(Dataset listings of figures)

-----

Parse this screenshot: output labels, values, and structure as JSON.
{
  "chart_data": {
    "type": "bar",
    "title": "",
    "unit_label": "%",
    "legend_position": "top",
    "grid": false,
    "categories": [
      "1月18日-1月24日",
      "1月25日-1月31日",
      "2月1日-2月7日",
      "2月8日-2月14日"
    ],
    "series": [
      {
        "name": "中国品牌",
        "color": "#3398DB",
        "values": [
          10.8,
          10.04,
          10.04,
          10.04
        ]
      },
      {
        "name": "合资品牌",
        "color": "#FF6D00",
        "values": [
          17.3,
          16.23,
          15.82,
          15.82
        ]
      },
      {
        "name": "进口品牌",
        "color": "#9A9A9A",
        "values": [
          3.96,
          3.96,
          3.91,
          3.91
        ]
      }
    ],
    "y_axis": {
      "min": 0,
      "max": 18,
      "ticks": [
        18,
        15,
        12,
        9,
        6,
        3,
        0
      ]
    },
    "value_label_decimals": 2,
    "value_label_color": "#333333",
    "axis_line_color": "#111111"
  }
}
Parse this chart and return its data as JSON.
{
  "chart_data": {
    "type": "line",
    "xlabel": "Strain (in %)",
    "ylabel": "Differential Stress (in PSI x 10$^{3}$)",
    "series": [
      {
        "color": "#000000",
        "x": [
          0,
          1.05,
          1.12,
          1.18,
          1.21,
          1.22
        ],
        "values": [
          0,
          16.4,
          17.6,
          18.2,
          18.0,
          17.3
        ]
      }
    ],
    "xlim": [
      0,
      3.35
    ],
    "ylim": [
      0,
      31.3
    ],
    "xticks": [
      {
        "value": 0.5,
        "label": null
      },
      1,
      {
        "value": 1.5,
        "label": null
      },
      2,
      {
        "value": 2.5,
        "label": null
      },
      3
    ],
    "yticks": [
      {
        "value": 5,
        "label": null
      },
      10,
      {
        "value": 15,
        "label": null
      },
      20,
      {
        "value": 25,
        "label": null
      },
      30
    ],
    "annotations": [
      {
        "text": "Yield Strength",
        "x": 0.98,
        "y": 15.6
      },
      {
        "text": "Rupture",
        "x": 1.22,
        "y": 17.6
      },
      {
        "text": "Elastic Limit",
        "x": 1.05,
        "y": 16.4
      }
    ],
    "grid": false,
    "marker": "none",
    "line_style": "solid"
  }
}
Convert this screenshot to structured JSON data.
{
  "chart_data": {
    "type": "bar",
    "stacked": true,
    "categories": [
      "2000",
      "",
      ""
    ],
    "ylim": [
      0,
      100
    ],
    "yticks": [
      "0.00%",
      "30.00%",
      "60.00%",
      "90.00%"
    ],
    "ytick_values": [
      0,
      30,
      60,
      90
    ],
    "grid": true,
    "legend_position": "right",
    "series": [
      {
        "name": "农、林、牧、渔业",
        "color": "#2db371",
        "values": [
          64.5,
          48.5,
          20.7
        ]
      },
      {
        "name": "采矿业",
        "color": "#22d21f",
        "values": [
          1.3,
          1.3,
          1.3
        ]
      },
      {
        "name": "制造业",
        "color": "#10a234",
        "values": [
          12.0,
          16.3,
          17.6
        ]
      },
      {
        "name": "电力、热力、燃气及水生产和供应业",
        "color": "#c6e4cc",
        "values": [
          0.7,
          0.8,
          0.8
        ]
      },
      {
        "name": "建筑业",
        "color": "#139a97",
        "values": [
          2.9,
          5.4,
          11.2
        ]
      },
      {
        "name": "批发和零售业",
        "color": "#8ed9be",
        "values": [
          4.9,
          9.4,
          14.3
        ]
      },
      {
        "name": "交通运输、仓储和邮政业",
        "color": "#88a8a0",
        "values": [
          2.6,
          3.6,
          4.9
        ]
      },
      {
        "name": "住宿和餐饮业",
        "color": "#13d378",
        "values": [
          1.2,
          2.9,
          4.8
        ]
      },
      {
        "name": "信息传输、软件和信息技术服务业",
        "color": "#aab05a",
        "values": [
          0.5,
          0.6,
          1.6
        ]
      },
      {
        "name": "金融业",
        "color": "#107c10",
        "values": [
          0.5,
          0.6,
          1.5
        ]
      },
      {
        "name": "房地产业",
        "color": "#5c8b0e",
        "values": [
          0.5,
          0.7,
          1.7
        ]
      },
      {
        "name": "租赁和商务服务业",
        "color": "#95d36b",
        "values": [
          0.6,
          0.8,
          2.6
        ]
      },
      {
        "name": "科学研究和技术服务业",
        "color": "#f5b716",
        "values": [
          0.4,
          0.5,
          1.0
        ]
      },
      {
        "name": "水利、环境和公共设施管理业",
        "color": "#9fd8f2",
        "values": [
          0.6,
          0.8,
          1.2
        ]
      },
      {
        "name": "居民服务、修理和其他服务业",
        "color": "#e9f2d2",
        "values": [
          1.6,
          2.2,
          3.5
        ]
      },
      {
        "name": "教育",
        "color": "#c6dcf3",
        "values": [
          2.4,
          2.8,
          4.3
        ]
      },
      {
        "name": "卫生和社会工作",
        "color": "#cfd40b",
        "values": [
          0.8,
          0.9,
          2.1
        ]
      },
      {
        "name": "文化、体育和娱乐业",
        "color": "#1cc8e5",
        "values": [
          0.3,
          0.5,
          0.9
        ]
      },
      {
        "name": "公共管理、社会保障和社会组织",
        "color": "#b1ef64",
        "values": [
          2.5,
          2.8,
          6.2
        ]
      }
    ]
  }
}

-----

(Required work) Return the lines above exactly, keeping every word.

(Written response)
Parse this screenshot: output labels, values, and structure as JSON.
{
  "chart_data": {
    "type": "bar",
    "title": "",
    "unit_label": "%",
    "legend_position": "top",
    "grid": false,
    "categories": [
      "1月18日-1月24日",
      "1月25日-1月31日",
      "2月1日-2月7日",
      "2月8日-2月14日"
    ],
    "series": [
      {
        "name": "中国品牌",
        "color": "#3398DB",
        "values": [
          10.8,
          10.04,
          10.04,
          10.04
        ]
      },
      {
        "name": "合资品牌",
        "color": "#FF6D00",
        "values": [
          17.3,
          16.23,
          15.82,
          15.82
        ]
      },
      {
        "name": "进口品牌",
        "color": "#9A9A9A",
        "values": [
          3.96,
          3.96,
          3.91,
          3.91
        ]
      }
    ],
    "y_axis": {
      "min": 0,
      "max": 18,
      "ticks": [
        18,
        15,
        12,
        9,
        6,
        3,
        0
      ]
    },
    "value_label_decimals": 2,
    "value_label_color": "#333333",
    "axis_line_color": "#111111"
  }
}
Parse this chart and return its data as JSON.
{
  "chart_data": {
    "type": "line",
    "xlabel": "Strain (in %)",
    "ylabel": "Differential Stress (in PSI x 10$^{3}$)",
    "series": [
      {
        "color": "#000000",
        "x": [
          0,
          1.05,
          1.12,
          1.18,
          1.21,
          1.22
        ],
        "values": [
          0,
          16.4,
          17.6,
          18.2,
          18.0,
          17.3
        ]
      }
    ],
    "xlim": [
      0,
      3.35
    ],
    "ylim": [
      0,
      31.3
    ],
    "xticks": [
      {
        "value": 0.5,
        "label": null
      },
      1,
      {
        "value": 1.5,
        "label": null
      },
      2,
      {
        "value": 2.5,
        "label": null
      },
      3
    ],
    "yticks": [
      {
        "value": 5,
        "label": null
      },
      10,
      {
        "value": 15,
        "label": null
      },
      20,
      {
        "value": 25,
        "label": null
      },
      30
    ],
    "annotations": [
      {
        "text": "Yield Strength",
        "x": 0.98,
        "y": 15.6
      },
      {
        "text": "Rupture",
        "x": 1.22,
        "y": 17.6
      },
      {
        "text": "Elastic Limit",
        "x": 1.05,
        "y": 16.4
      }
    ],
    "grid": false,
    "marker": "none",
    "line_style": "solid"
  }
}
Convert this screenshot to structured JSON data.
{
  "chart_data": {
    "type": "bar",
    "stacked": true,
    "categories": [
      "2000",
      "",
      ""
    ],
    "ylim": [
      0,
      100
    ],
    "yticks": [
      "0.00%",
      "30.00%",
      "60.00%",
      "90.00%"
    ],
    "ytick_values": [
      0,
      30,
      60,
      90
    ],
    "grid": true,
    "legend_position": "right",
    "series": [
      {
        "name": "农、林、牧、渔业",
        "color": "#2db371",
        "values": [
          64.5,
          48.5,
          20.7
        ]
      },
      {
        "name": "采矿业",
        "color": "#22d21f",
        "values": [
          1.3,
          1.3,
          1.3
        ]
      },
      {
        "name": "制造业",
        "color": "#10a234",
        "values": [
          12.0,
          16.3,
          17.6
        ]
      },
      {
        "name": "电力、热力、燃气及水生产和供应业",
        "color": "#c6e4cc",
        "values": [
          0.7,
          0.8,
          0.8
        ]
      },
      {
        "name": "建筑业",
        "color": "#139a97",
        "values": [
          2.9,
          5.4,
          11.2
        ]
      },
      {
        "name": "批发和零售业",
        "color": "#8ed9be",
        "values": [
          4.9,
          9.4,
          14.3
        ]
      },
      {
        "name": "交通运输、仓储和邮政业",
        "color": "#88a8a0",
        "values": [
          2.6,
          3.6,
          4.9
        ]
      },
      {
        "name": "住宿和餐饮业",
        "color": "#13d378",
        "values": [
          1.2,
          2.9,
          4.8
        ]
      },
      {
        "name": "信息传输、软件和信息技术服务业",
        "color": "#aab05a",
        "values": [
          0.5,
          0.6,
          1.6
        ]
      },
      {
        "name": "金融业",
        "color": "#107c10",
        "values": [
          0.5,
          0.6,
          1.5
        ]
      },
      {
        "name": "房地产业",
        "color": "#5c8b0e",
        "values": [
          0.5,
          0.7,
          1.7
        ]
      },
      {
        "name": "租赁和商务服务业",
        "color": "#95d36b",
        "values": [
          0.6,
          0.8,
          2.6
        ]
      },
      {
        "name": "科学研究和技术服务业",
        "color": "#f5b716",
        "values": [
          0.4,
          0.5,
          1.0
        ]
      },
      {
        "name": "水利、环境和公共设施管理业",
        "color": "#9fd8f2",
        "values": [
          0.6,
          0.8,
          1.2
        ]
      },
      {
        "name": "居民服务、修理和其他服务业",
        "color": "#e9f2d2",
        "values": [
          1.6,
          2.2,
          3.5
        ]
      },
      {
        "name": "教育",
        "color": "#c6dcf3",
        "values": [
          2.4,
          2.8,
          4.3
        ]
      },
      {
        "name": "卫生和社会工作",
        "color": "#cfd40b",
        "values": [
          0.8,
          0.9,
          2.1
        ]
      },
      {
        "name": "文化、体育和娱乐业",
        "color": "#1cc8e5",
        "values": [
          0.3,
          0.5,
          0.9
        ]
      },
      {
        "name": "公共管理、社会保障和社会组织",
        "color": "#b1ef64",
        "values": [
          2.5,
          2.8,
          6.2
        ]
      }
    ]
  }
}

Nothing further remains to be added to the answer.